EXERCISE OBJECTIVE | The records that follow need to be output exactly as they are.

-------- INFORMATION GIVEN --------

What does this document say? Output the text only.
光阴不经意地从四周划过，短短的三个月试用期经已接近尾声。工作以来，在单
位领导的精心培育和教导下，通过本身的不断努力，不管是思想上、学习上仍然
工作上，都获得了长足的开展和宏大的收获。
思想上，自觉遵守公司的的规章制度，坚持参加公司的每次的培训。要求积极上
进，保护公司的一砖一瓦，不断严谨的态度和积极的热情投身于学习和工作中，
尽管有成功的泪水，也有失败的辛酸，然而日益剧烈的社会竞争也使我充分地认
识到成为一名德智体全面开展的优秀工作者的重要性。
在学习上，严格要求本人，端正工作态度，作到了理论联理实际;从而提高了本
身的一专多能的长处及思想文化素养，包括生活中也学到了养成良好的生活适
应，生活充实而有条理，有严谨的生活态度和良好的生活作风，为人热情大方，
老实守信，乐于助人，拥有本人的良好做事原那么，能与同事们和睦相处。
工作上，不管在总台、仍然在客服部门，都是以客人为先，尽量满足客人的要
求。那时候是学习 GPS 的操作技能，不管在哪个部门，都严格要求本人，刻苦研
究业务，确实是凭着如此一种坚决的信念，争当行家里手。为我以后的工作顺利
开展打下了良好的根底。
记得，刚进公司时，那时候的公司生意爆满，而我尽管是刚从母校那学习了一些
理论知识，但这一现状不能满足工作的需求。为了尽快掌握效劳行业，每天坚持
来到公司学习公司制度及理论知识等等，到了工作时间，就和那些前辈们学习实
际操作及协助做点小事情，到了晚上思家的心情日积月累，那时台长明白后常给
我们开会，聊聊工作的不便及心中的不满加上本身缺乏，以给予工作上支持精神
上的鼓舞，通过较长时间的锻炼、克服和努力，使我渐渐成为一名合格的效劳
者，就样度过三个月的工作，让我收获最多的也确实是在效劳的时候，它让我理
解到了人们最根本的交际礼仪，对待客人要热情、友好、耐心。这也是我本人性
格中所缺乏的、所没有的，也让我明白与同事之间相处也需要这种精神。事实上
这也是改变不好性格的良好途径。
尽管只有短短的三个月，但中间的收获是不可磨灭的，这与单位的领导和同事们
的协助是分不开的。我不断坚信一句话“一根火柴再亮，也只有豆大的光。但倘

--------

WORKED ANSWER |
What does this document say? Output the text only.
光阴不经意地从四周划过，短短的三个月试用期经已接近尾声。工作以来，在单
位领导的精心培育和教导下，通过本身的不断努力，不管是思想上、学习上仍然
工作上，都获得了长足的开展和宏大的收获。
思想上，自觉遵守公司的的规章制度，坚持参加公司的每次的培训。要求积极上
进，保护公司的一砖一瓦，不断严谨的态度和积极的热情投身于学习和工作中，
尽管有成功的泪水，也有失败的辛酸，然而日益剧烈的社会竞争也使我充分地认
识到成为一名德智体全面开展的优秀工作者的重要性。
在学习上，严格要求本人，端正工作态度，作到了理论联理实际;从而提高了本
身的一专多能的长处及思想文化素养，包括生活中也学到了养成良好的生活适
应，生活充实而有条理，有严谨的生活态度和良好的生活作风，为人热情大方，
老实守信，乐于助人，拥有本人的良好做事原那么，能与同事们和睦相处。
工作上，不管在总台、仍然在客服部门，都是以客人为先，尽量满足客人的要
求。那时候是学习 GPS 的操作技能，不管在哪个部门，都严格要求本人，刻苦研
究业务，确实是凭着如此一种坚决的信念，争当行家里手。为我以后的工作顺利
开展打下了良好的根底。
记得，刚进公司时，那时候的公司生意爆满，而我尽管是刚从母校那学习了一些
理论知识，但这一现状不能满足工作的需求。为了尽快掌握效劳行业，每天坚持
来到公司学习公司制度及理论知识等等，到了工作时间，就和那些前辈们学习实
际操作及协助做点小事情，到了晚上思家的心情日积月累，那时台长明白后常给
我们开会，聊聊工作的不便及心中的不满加上本身缺乏，以给予工作上支持精神
上的鼓舞，通过较长时间的锻炼、克服和努力，使我渐渐成为一名合格的效劳
者，就样度过三个月的工作，让我收获最多的也确实是在效劳的时候，它让我理
解到了人们最根本的交际礼仪，对待客人要热情、友好、耐心。这也是我本人性
格中所缺乏的、所没有的，也让我明白与同事之间相处也需要这种精神。事实上
这也是改变不好性格的良好途径。
尽管只有短短的三个月，但中间的收获是不可磨灭的，这与单位的领导和同事们
的协助是分不开的。我不断坚信一句话“一根火柴再亮，也只有豆大的光。但倘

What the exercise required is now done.